Report how many lines in the records below contain the word "time". Give only the number.
── Material for this exercise ──
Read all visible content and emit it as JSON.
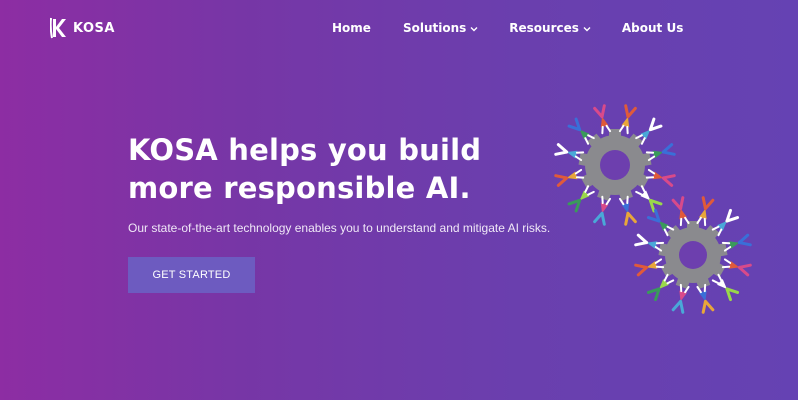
{
  "brand": {
    "name": "KOSA",
    "logo_icon": "kosa-logo-icon"
  },
  "nav": {
    "items": [
      {
        "label": "Home",
        "has_dropdown": false
      },
      {
        "label": "Solutions",
        "has_dropdown": true
      },
      {
        "label": "Resources",
        "has_dropdown": true
      },
      {
        "label": "About Us",
        "has_dropdown": false
      }
    ]
  },
  "hero": {
    "headline_line1": "KOSA helps you build",
    "headline_line2": "more responsible AI.",
    "subtext": "Our state-of-the-art technology enables you to understand and mitigate AI risks.",
    "cta_label": "GET STARTED",
    "illustration_icon": "gears-with-people-illustration"
  },
  "colors": {
    "gradient_start": "#8d2da3",
    "gradient_end": "#6542b3",
    "cta_background": "#6d5bc0",
    "gear": "#8a8a8e"
  }
}
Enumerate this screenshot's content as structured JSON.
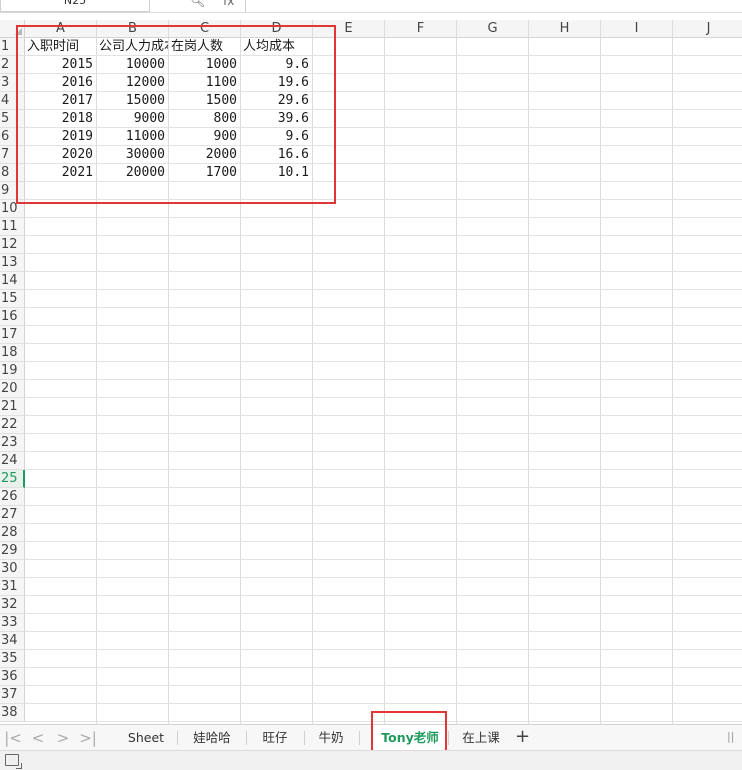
{
  "formula_bar": {
    "name_box": "N25",
    "zoom_icon": "magnifier-icon",
    "fx_label": "fx",
    "formula_value": ""
  },
  "columns": [
    "A",
    "B",
    "C",
    "D",
    "E",
    "F",
    "G",
    "H",
    "I",
    "J"
  ],
  "rows": [
    "1",
    "2",
    "3",
    "4",
    "5",
    "6",
    "7",
    "8",
    "9",
    "10",
    "11",
    "12",
    "13",
    "14",
    "15",
    "16",
    "17",
    "18",
    "19",
    "20",
    "21",
    "22",
    "23",
    "24",
    "25",
    "26",
    "27",
    "28",
    "29",
    "30",
    "31",
    "32",
    "33",
    "34",
    "35",
    "36",
    "37",
    "38"
  ],
  "active_row": "25",
  "sheet": {
    "headers": [
      "入职时间",
      "公司人力成本",
      "在岗人数",
      "人均成本"
    ],
    "data": [
      [
        "2015",
        "10000",
        "1000",
        "9.6"
      ],
      [
        "2016",
        "12000",
        "1100",
        "19.6"
      ],
      [
        "2017",
        "15000",
        "1500",
        "29.6"
      ],
      [
        "2018",
        "9000",
        "800",
        "39.6"
      ],
      [
        "2019",
        "11000",
        "900",
        "9.6"
      ],
      [
        "2020",
        "30000",
        "2000",
        "16.6"
      ],
      [
        "2021",
        "20000",
        "1700",
        "10.1"
      ]
    ]
  },
  "tabs": [
    {
      "label": "Sheet",
      "active": false
    },
    {
      "label": "娃哈哈",
      "active": false
    },
    {
      "label": "旺仔",
      "active": false
    },
    {
      "label": "牛奶",
      "active": false
    },
    {
      "label": "Tony老师",
      "active": true
    },
    {
      "label": "在上课",
      "active": false
    }
  ],
  "nav": {
    "first": "|<",
    "prev": "<",
    "next": ">",
    "last": ">|",
    "add": "+"
  },
  "colors": {
    "accent": "#1f9a5d",
    "highlight": "#e03636"
  }
}
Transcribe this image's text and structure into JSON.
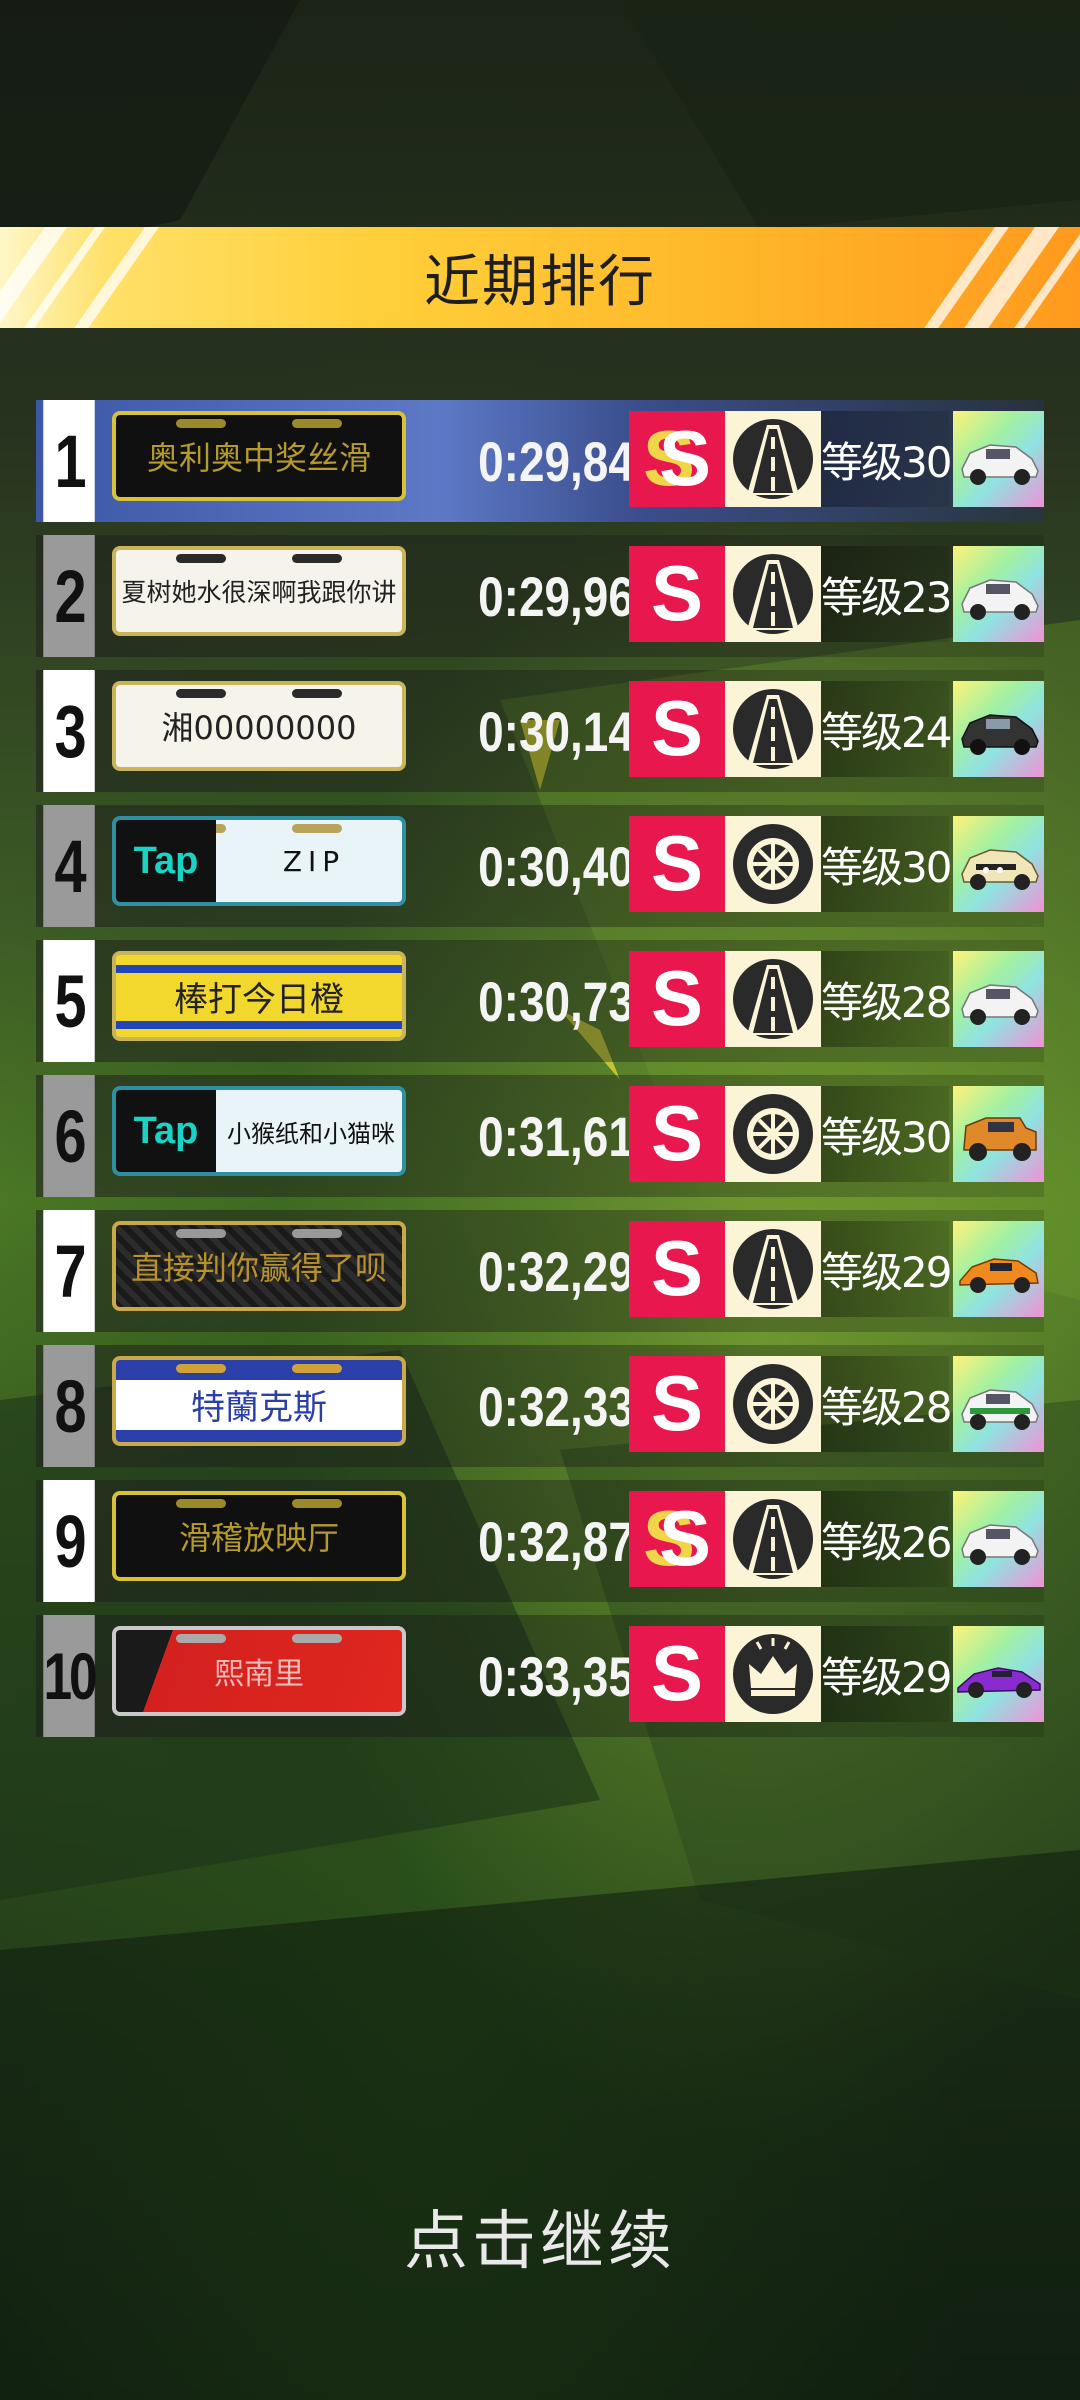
{
  "header": {
    "title": "近期排行"
  },
  "rows": [
    {
      "rank": "1",
      "plate": "奥利奥中奖丝滑",
      "time": "0:29,84",
      "level": "等级30",
      "mode_icon": "road-icon",
      "badge": "gold-s",
      "car": "white-sedan"
    },
    {
      "rank": "2",
      "plate": "夏树她水很深啊我跟你讲",
      "time": "0:29,96",
      "level": "等级23",
      "mode_icon": "road-icon",
      "badge": "s",
      "car": "white-sedan"
    },
    {
      "rank": "3",
      "plate": "湘00000000",
      "time": "0:30,14",
      "level": "等级24",
      "mode_icon": "road-icon",
      "badge": "s",
      "car": "dark-sedan"
    },
    {
      "rank": "4",
      "plate_brand": "Tap",
      "plate": "ZIP",
      "time": "0:30,40",
      "level": "等级30",
      "mode_icon": "tire-icon",
      "badge": "s",
      "car": "rally-car"
    },
    {
      "rank": "5",
      "plate": "棒打今日橙",
      "time": "0:30,73",
      "level": "等级28",
      "mode_icon": "road-icon",
      "badge": "s",
      "car": "white-sedan"
    },
    {
      "rank": "6",
      "plate_brand": "Tap",
      "plate": "小猴纸和小猫咪",
      "time": "0:31,61",
      "level": "等级30",
      "mode_icon": "tire-icon",
      "badge": "s",
      "car": "jeep"
    },
    {
      "rank": "7",
      "plate": "直接判你赢得了呗",
      "time": "0:32,29",
      "level": "等级29",
      "mode_icon": "road-icon",
      "badge": "s",
      "car": "orange-coupe"
    },
    {
      "rank": "8",
      "plate": "特蘭克斯",
      "time": "0:32,33",
      "level": "等级28",
      "mode_icon": "tire-icon",
      "badge": "s",
      "car": "livery-sedan"
    },
    {
      "rank": "9",
      "plate": "滑稽放映厅",
      "time": "0:32,87",
      "level": "等级26",
      "mode_icon": "road-icon",
      "badge": "gold-s",
      "car": "white-sedan"
    },
    {
      "rank": "10",
      "plate": "熙南里",
      "time": "0:33,35",
      "level": "等级29",
      "mode_icon": "crown-icon",
      "badge": "s",
      "car": "purple-hypercar"
    }
  ],
  "footer": {
    "continue_label": "点击继续"
  },
  "colors": {
    "badge_red": "#e8174e",
    "banner_gold": "#ffcf3a",
    "first_row_blue": "#4a66b5"
  }
}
───
▸ **Expected output**: 10